- _Текст для чтения_
______
Вскоре после 5 часов пополудни он опять был у клеток, кормя кроликов. Наталья, выйдя на балкон, заметила рядом с ним „незнакомую фигуру“. Эта фигура подошла поближе, сняла шляпу, и она признала „Джексона“. „Опять он пришел“, — промелькнуло у нее в голове. „Что он стал так часто приходить?“ — спросила я себя». Его вид укрепил недобрые предчувствия. Лицо его было серо-зеленого цвета, движения нервны и резки, и он конвульсивно прижимал к себе пальто. Она вдруг вспомнила, что он как-то хвастался, что никогда не надевает шляпу и пальто даже зимой; и она спросила, почему же он в шляпе и в пальто в такой солнечный день. «Должен пойти дождь», — ответил он и, сказав, что его «страшно мучает жажда», попросил стакан воды. Она предложила ему чай. «Нет, нет, я слишком поздно обедал и сыт вот так». — Он показал на свое горло. Его мысли блуждали где-то, казалось, он не удавливал смысла того, что ему говорили. Она спросила, отредактировал ли он свою статью, и он, вцепившись в пальто одной рукой, другой показал ей несколько машинописных листов. Довольная тем, что мужу не придется напрягать глаза, читая неразборчивую рукопись, она пошла с «Джексоном» к клеткам. Когда они подошли, Троцкий обернулся и сказал по-русски, что «Джексон» рассчитывает, что подойдет Сильвия, и, поскольку они оба уезжают на следующий день в Нью-Йорк, Наталье, вероятно, надо пригласить их на прощальный обед. Она ответила, что «Джексон» только что отказался от чая и неважно себя чувствует. «Лев Давидович внимательно посмотрел на него и с легким укором произнес: „Вы плохо выглядите, у вас опять неважно со здоровьем. Это нехорошо“. Наступил момент неловкого молчания. Этот странный человек стоял с машинописными страницами в руке, а Троцкий, посоветовав ему ранее переписать статью, чувствовал себя обязанным взглянуть на результаты новых усилий автора.
______
- _Данные_
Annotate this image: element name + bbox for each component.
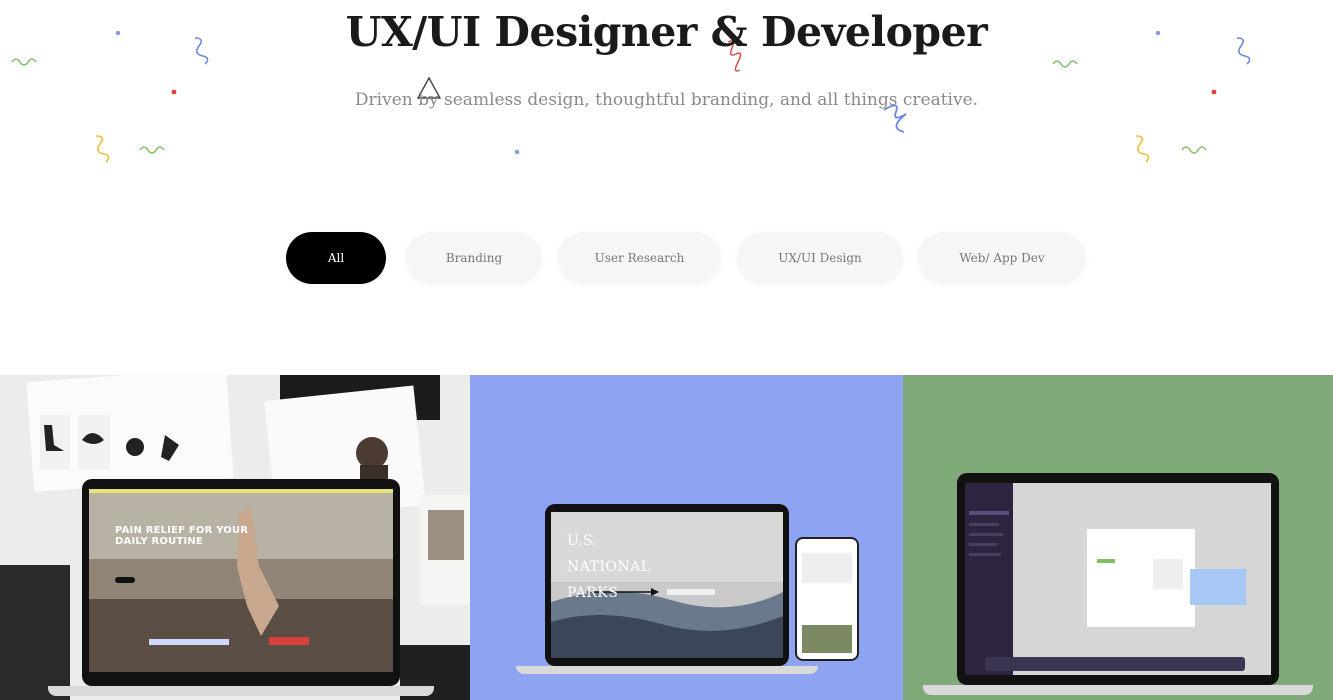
filter-branding-button[interactable]: Branding: [406, 232, 542, 284]
phone-photo: [802, 625, 852, 653]
laptop-base: [516, 666, 818, 674]
filter-all-button[interactable]: All: [286, 232, 386, 284]
filter-web-app-dev-button[interactable]: Web/ App Dev: [918, 232, 1086, 284]
cta-button-graphic: [115, 577, 135, 583]
project-screenshot: U.S. NATIONAL PARKS: [551, 512, 783, 658]
app-ui-illustration: [965, 483, 1271, 675]
phone-screen-content: [802, 553, 852, 583]
filter-user-research-button[interactable]: User Research: [558, 232, 721, 284]
page-subtitle: Driven by seamless design, thoughtful br…: [354, 90, 979, 110]
laptop-base: [923, 685, 1313, 695]
project-screenshot: PAIN RELIEF FOR YOUR DAILY ROUTINE: [89, 489, 393, 672]
project-card-pain-relief[interactable]: PAIN RELIEF FOR YOUR DAILY ROUTINE: [0, 375, 470, 700]
project-headline: PAIN RELIEF FOR YOUR DAILY ROUTINE: [115, 525, 249, 547]
filter-bar: All Branding User Research UX/UI Design …: [0, 232, 1333, 284]
filter-ux-ui-design-button[interactable]: UX/UI Design: [737, 232, 903, 284]
laptop-frame: U.S. NATIONAL PARKS: [545, 504, 789, 666]
laptop-frame: [957, 473, 1279, 685]
project-headline: U.S. NATIONAL PARKS: [567, 533, 651, 601]
laptop-base: [48, 686, 434, 696]
page-title: UX/UI Designer & Developer: [345, 8, 988, 56]
phone-mockup: [795, 537, 859, 661]
project-gallery: PAIN RELIEF FOR YOUR DAILY ROUTINE U.S. …: [0, 375, 1333, 700]
project-card-national-parks[interactable]: U.S. NATIONAL PARKS: [470, 375, 903, 700]
project-card-scheduling-app[interactable]: [903, 375, 1333, 700]
laptop-frame: PAIN RELIEF FOR YOUR DAILY ROUTINE: [82, 479, 400, 686]
project-screenshot: [965, 483, 1271, 675]
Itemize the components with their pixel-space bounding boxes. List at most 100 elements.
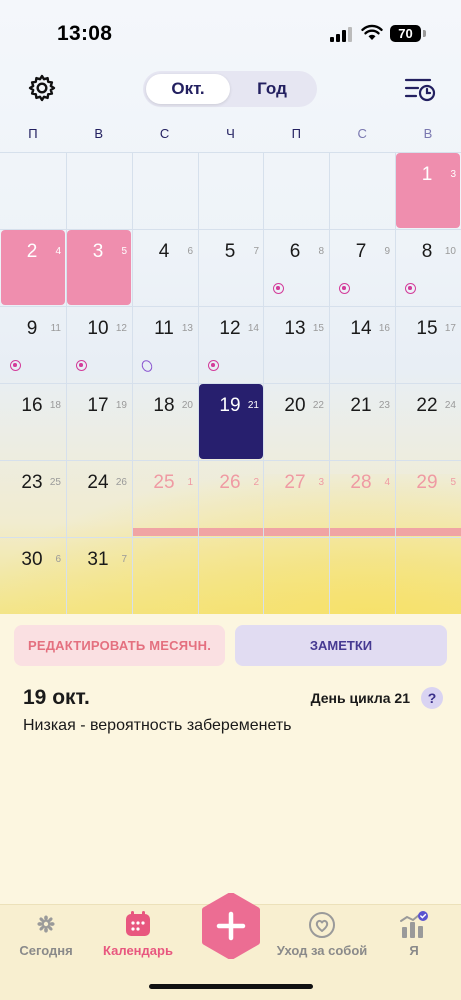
- add-button[interactable]: [199, 892, 263, 960]
- cycle-day-number: 25: [49, 477, 61, 488]
- cycle-day-number: 15: [312, 323, 324, 334]
- battery-icon: 70: [390, 25, 421, 42]
- segment-month[interactable]: Окт.: [146, 74, 230, 104]
- calendar-day-10[interactable]: 10 12: [66, 306, 132, 383]
- calendar-day-23[interactable]: 23 25: [0, 460, 66, 537]
- home-indicator: [149, 984, 313, 989]
- calendar-day-6[interactable]: 68: [263, 229, 329, 306]
- cycle-day-number: 7: [253, 246, 259, 257]
- day-number: 5: [224, 241, 236, 262]
- weekday-label: Ч: [226, 126, 235, 141]
- day-number: 2: [26, 241, 38, 262]
- cycle-day-number: 2: [253, 477, 259, 488]
- tab-calendar-label: Календарь: [103, 943, 173, 958]
- calendar-day-20[interactable]: 20 22: [263, 383, 329, 460]
- day-number: 7: [355, 241, 367, 262]
- cycle-day-number: 4: [384, 477, 390, 488]
- segment-year[interactable]: Год: [230, 74, 314, 104]
- notes-button[interactable]: ЗАМЕТКИ: [235, 625, 447, 666]
- cycle-day-number: 3: [450, 169, 456, 180]
- cycle-day-number: 5: [121, 246, 127, 257]
- day-number: 30: [21, 549, 43, 570]
- calendar-day-31[interactable]: 31 7: [66, 537, 132, 614]
- grid-line: [0, 152, 461, 153]
- calendar-day-7[interactable]: 79: [329, 229, 395, 306]
- fertile-marker-icon: [76, 360, 87, 371]
- calendar-day-16[interactable]: 16 18: [0, 383, 66, 460]
- weekday-label: П: [291, 126, 301, 141]
- calendar-day-24[interactable]: 24 26: [66, 460, 132, 537]
- weekday-label: В: [423, 126, 433, 141]
- fertile-marker-icon: [339, 283, 350, 294]
- calendar-day-14[interactable]: 14 16: [329, 306, 395, 383]
- cycle-day-number: 24: [444, 400, 456, 411]
- day-number: 25: [153, 472, 175, 493]
- cycle-day-label: День цикла 21: [310, 690, 410, 706]
- calendar-day-4[interactable]: 46: [132, 229, 198, 306]
- cycle-day-number: 1: [187, 477, 193, 488]
- cycle-day-number: 23: [378, 400, 390, 411]
- calendar-day-25[interactable]: 25 1: [132, 460, 198, 537]
- wifi-icon: [361, 24, 383, 40]
- calendar-day-27[interactable]: 27 3: [263, 460, 329, 537]
- fertile-marker-icon: [10, 360, 21, 371]
- calendar-grid: 1 3 2 4 3 5 4 6 5 7 6 8 7 9 8 10 9 11 10 12 11 13 12 14 13 15 14 16…: [0, 152, 461, 614]
- calendar-day-5[interactable]: 57: [198, 229, 264, 306]
- cycle-day-number: 9: [384, 246, 390, 257]
- gear-icon: [28, 74, 56, 102]
- day-number: 4: [158, 241, 170, 262]
- status-bar: 13:08 70: [0, 0, 461, 64]
- flower-icon: [37, 915, 55, 933]
- calendar-day-11[interactable]: 11 13: [132, 306, 198, 383]
- cycle-day-number: 11: [50, 323, 61, 334]
- history-button[interactable]: [404, 74, 436, 104]
- calendar-day-9[interactable]: 9 11: [0, 306, 66, 383]
- day-number: 31: [87, 549, 109, 570]
- calendar-day-8[interactable]: 8 10: [395, 229, 461, 306]
- settings-button[interactable]: [26, 72, 58, 104]
- tab-me[interactable]: Я: [384, 905, 444, 1000]
- cycle-day-number: 3: [318, 477, 324, 488]
- day-number: 1: [421, 164, 433, 185]
- calendar-day-18[interactable]: 18 20: [132, 383, 198, 460]
- cycle-day-number: 13: [181, 323, 193, 334]
- help-button[interactable]: ?: [421, 687, 443, 709]
- calendar-day-1[interactable]: 13: [395, 152, 461, 229]
- day-number: 29: [416, 472, 438, 493]
- cycle-day-number: 19: [115, 400, 127, 411]
- edit-period-button[interactable]: РЕДАКТИРОВАТЬ МЕСЯЧН.: [14, 625, 225, 666]
- cycle-day-number: 26: [115, 477, 127, 488]
- list-clock-icon: [404, 78, 436, 102]
- calendar-day-26[interactable]: 26 2: [198, 460, 264, 537]
- calendar-day-13[interactable]: 13 15: [263, 306, 329, 383]
- tab-today-label: Сегодня: [19, 943, 73, 958]
- day-number: 26: [219, 472, 241, 493]
- calendar-day-29[interactable]: 29 5: [395, 460, 461, 537]
- cycle-day-number: 14: [247, 323, 259, 334]
- calendar-icon: [126, 911, 150, 936]
- battery-cap: [423, 30, 426, 37]
- calendar-day-2[interactable]: 24: [0, 229, 66, 306]
- calendar-day-22[interactable]: 22 24: [395, 383, 461, 460]
- status-time: 13:08: [57, 22, 113, 45]
- calendar-day-30[interactable]: 30 6: [0, 537, 66, 614]
- cycle-day-number: 4: [55, 246, 61, 257]
- day-number: 27: [284, 472, 306, 493]
- weekday-label: С: [159, 126, 170, 141]
- view-segmented-control: Окт. Год: [143, 71, 317, 107]
- cycle-day-number: 8: [318, 246, 324, 257]
- calendar-day-12[interactable]: 12 14: [198, 306, 264, 383]
- weekday-label: П: [28, 126, 38, 141]
- calendar-day-21[interactable]: 21 23: [329, 383, 395, 460]
- cycle-day-number: 6: [55, 554, 61, 565]
- calendar-day-19[interactable]: 19 21: [198, 383, 264, 460]
- ovulation-marker-icon: [139, 358, 155, 374]
- cycle-day-number: 18: [49, 400, 61, 411]
- fertile-marker-icon: [405, 283, 416, 294]
- calendar-day-15[interactable]: 15 17: [395, 306, 461, 383]
- heart-circle-icon: [309, 912, 335, 938]
- tab-today[interactable]: Сегодня: [8, 905, 84, 1000]
- calendar-day-17[interactable]: 17 19: [66, 383, 132, 460]
- calendar-day-3[interactable]: 35: [66, 229, 132, 306]
- calendar-day-28[interactable]: 28 4: [329, 460, 395, 537]
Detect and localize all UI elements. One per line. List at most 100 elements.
______
- _Упражнения_
(a) Ответьте по тексту о визите «Джексона» к Троцкому:
(i) Какого цвета было лицо «Джексона»?
(ii) Как «Джексон» объяснил, что пришел в шляпе и пальто?
(iii) Куда, по словам Троцкого, «Джексон» и Сильвия уезжают на следующий день?
(b) Продолжите рассказ о визите «Джексона» к Троцкому, начав сразу после последнего предложения.
Данные здесь никакой роли не играют.

- _Разбор заданий_
(a)
(i) Серо-зеленого.
(ii) Он ответил: «Должен пойти дождь».
(iii) В Нью-Йорк.

(b)
„Льву Давидовичу не хотелось уходить от кроликов, и его вовсе не интересовала эта статья, — рассказывает Наталья. — Но, контролируя себя, он сказал: „Ладно, как вы говорите, пройдемся по вашей статье?“ Не торопясь он запер клетки и снял рабочие перчатки… Он сбросил свою синюю куртку и медленно молча пошел вместе со мной и „Джексоном“ по направлению к дому. Я проводила их до дверей кабинета Л.Д.; дверь закрылась, и я пошла в соседнюю комнату“. Когда они вошли в кабинет, в мозгу Троцкого пронеслась мысль: „Этот человек может убить меня“ — так, по крайней мере, рассказывал он Наталье несколько минут спустя, когда, истекая кровью, лежал на полу. Однако подобные мысли, должно быть, не раз приходили ему в голову — и он их прогонял, — когда незнакомцы посещали его в одиночку или группами. Он решил не позволять им стеснять свое существование страхом и человеконенавистничеством; а потому и теперь подавил этот последний слабый рефлекс инстинкта самосохранения. Он пошел к письменному столу, сел и наклонил голову над машинописью.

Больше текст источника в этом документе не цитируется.